WHAT YOU SHOULD DO - Write out all of the data exactly as it appears.

Items from a dataset -
------------

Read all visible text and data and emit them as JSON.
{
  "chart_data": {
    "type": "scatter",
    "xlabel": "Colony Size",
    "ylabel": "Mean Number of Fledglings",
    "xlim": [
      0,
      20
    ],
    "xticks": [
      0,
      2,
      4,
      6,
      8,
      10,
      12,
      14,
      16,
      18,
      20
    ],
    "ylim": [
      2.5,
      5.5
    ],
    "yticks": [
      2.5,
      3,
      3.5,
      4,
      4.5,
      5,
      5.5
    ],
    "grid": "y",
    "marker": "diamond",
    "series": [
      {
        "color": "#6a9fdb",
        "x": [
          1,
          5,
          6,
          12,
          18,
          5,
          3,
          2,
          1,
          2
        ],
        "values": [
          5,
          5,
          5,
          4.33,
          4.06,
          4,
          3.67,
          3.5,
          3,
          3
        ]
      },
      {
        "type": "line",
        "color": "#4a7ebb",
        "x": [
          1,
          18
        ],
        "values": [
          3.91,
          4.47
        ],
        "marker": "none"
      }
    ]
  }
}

------------

OUTPUT FOR THIS TASK -
Read all visible text and data and emit them as JSON.
{
  "chart_data": {
    "type": "scatter",
    "xlabel": "Colony Size",
    "ylabel": "Mean Number of Fledglings",
    "xlim": [
      0,
      20
    ],
    "xticks": [
      0,
      2,
      4,
      6,
      8,
      10,
      12,
      14,
      16,
      18,
      20
    ],
    "ylim": [
      2.5,
      5.5
    ],
    "yticks": [
      2.5,
      3,
      3.5,
      4,
      4.5,
      5,
      5.5
    ],
    "grid": "y",
    "marker": "diamond",
    "series": [
      {
        "color": "#6a9fdb",
        "x": [
          1,
          5,
          6,
          12,
          18,
          5,
          3,
          2,
          1,
          2
        ],
        "values": [
          5,
          5,
          5,
          4.33,
          4.06,
          4,
          3.67,
          3.5,
          3,
          3
        ]
      },
      {
        "type": "line",
        "color": "#4a7ebb",
        "x": [
          1,
          18
        ],
        "values": [
          3.91,
          4.47
        ],
        "marker": "none"
      }
    ]
  }
}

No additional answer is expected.